[BEGIN Listed records]
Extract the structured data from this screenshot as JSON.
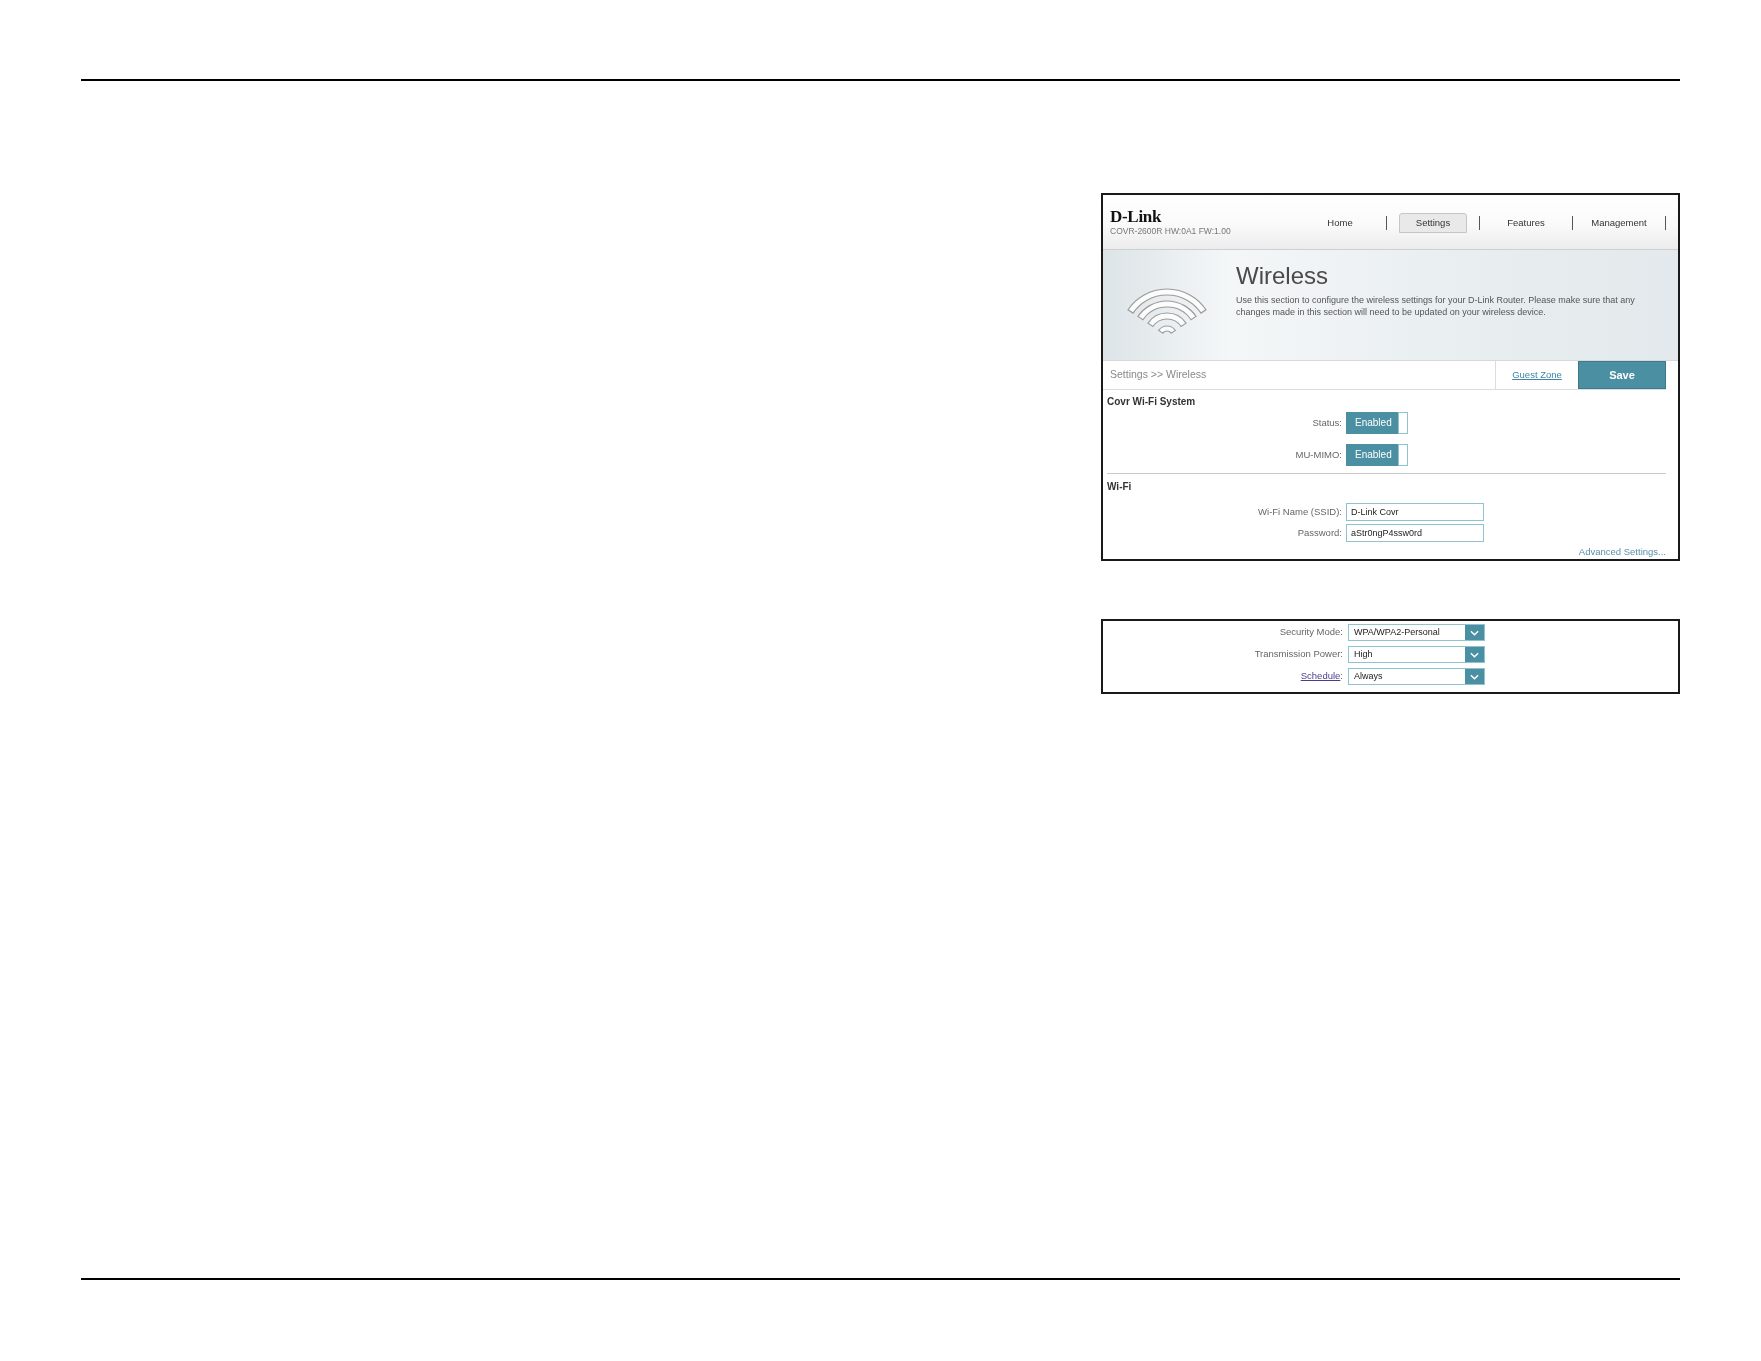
{
  "main_screenshot": {
    "header": {
      "logo": "D-Link",
      "device_info": "COVR-2600R HW:0A1 FW:1.00",
      "nav": [
        {
          "label": "Home",
          "selected": false
        },
        {
          "label": "Settings",
          "selected": true
        },
        {
          "label": "Features",
          "selected": false
        },
        {
          "label": "Management",
          "selected": false
        }
      ]
    },
    "banner": {
      "title": "Wireless",
      "description": "Use this section to configure the wireless settings for your D-Link Router. Please make sure that any changes made in this section will need to be updated on your wireless device."
    },
    "toolbar": {
      "breadcrumb": "Settings >> Wireless",
      "link": "Guest Zone",
      "save_button": "Save"
    },
    "sections": [
      {
        "title": "Covr Wi-Fi System",
        "fields": [
          {
            "kind": "toggle",
            "label": "Status:",
            "value": "Enabled",
            "on": true
          },
          {
            "kind": "toggle",
            "label": "MU-MIMO:",
            "value": "Enabled",
            "on": true
          }
        ]
      },
      {
        "title": "Wi-Fi",
        "fields": [
          {
            "kind": "text",
            "label": "Wi-Fi Name (SSID):",
            "value": "D-Link Covr"
          },
          {
            "kind": "text",
            "label": "Password:",
            "value": "aStr0ngP4ssw0rd"
          }
        ]
      }
    ],
    "advanced_link": "Advanced Settings..."
  },
  "advanced_screenshot": {
    "fields": [
      {
        "kind": "select",
        "label": "Security Mode:",
        "link": false,
        "value": "WPA/WPA2-Personal"
      },
      {
        "kind": "select",
        "label": "Transmission Power:",
        "link": false,
        "value": "High"
      },
      {
        "kind": "select",
        "label": "Schedule",
        "suffix": ":",
        "link": true,
        "value": "Always"
      }
    ]
  }
}
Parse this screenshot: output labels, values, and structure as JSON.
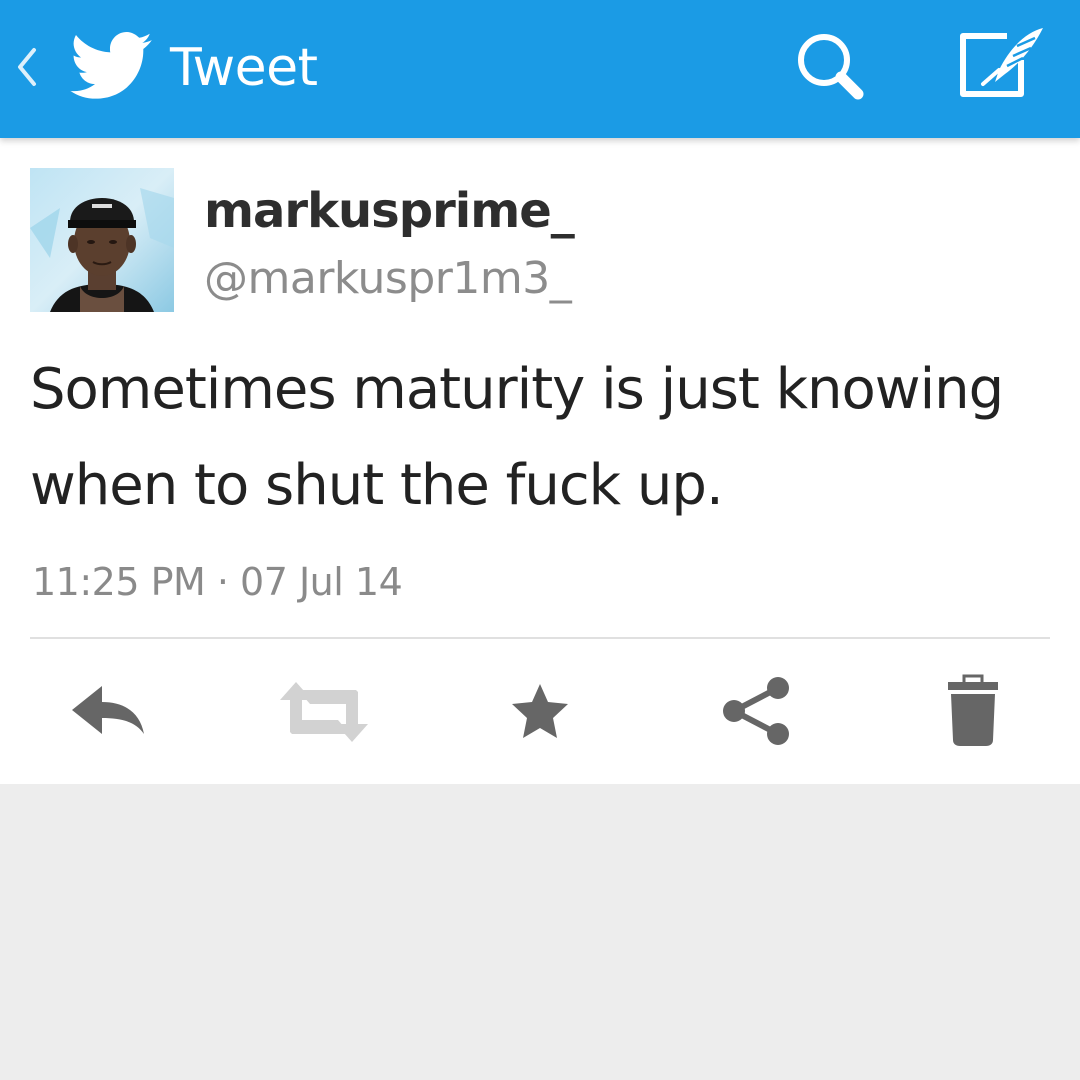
[END Listed records]
Copy the whole listing above word for word but do not carry over the pictures.

Extract the structured data from this screenshot as JSON.
{
  "main_screenshot": {
    "header": {
      "logo": "D-Link",
      "device_info": "COVR-2600R HW:0A1 FW:1.00",
      "nav": [
        {
          "label": "Home",
          "selected": false
        },
        {
          "label": "Settings",
          "selected": true
        },
        {
          "label": "Features",
          "selected": false
        },
        {
          "label": "Management",
          "selected": false
        }
      ]
    },
    "banner": {
      "title": "Wireless",
      "description": "Use this section to configure the wireless settings for your D-Link Router. Please make sure that any changes made in this section will need to be updated on your wireless device."
    },
    "toolbar": {
      "breadcrumb": "Settings >> Wireless",
      "link": "Guest Zone",
      "save_button": "Save"
    },
    "sections": [
      {
        "title": "Covr Wi-Fi System",
        "fields": [
          {
            "kind": "toggle",
            "label": "Status:",
            "value": "Enabled",
            "on": true
          },
          {
            "kind": "toggle",
            "label": "MU-MIMO:",
            "value": "Enabled",
            "on": true
          }
        ]
      },
      {
        "title": "Wi-Fi",
        "fields": [
          {
            "kind": "text",
            "label": "Wi-Fi Name (SSID):",
            "value": "D-Link Covr"
          },
          {
            "kind": "text",
            "label": "Password:",
            "value": "aStr0ngP4ssw0rd"
          }
        ]
      }
    ],
    "advanced_link": "Advanced Settings..."
  },
  "advanced_screenshot": {
    "fields": [
      {
        "kind": "select",
        "label": "Security Mode:",
        "link": false,
        "value": "WPA/WPA2-Personal"
      },
      {
        "kind": "select",
        "label": "Transmission Power:",
        "link": false,
        "value": "High"
      },
      {
        "kind": "select",
        "label": "Schedule",
        "suffix": ":",
        "link": true,
        "value": "Always"
      }
    ]
  }
}
Parse this screenshot: output labels, values, and structure as JSON.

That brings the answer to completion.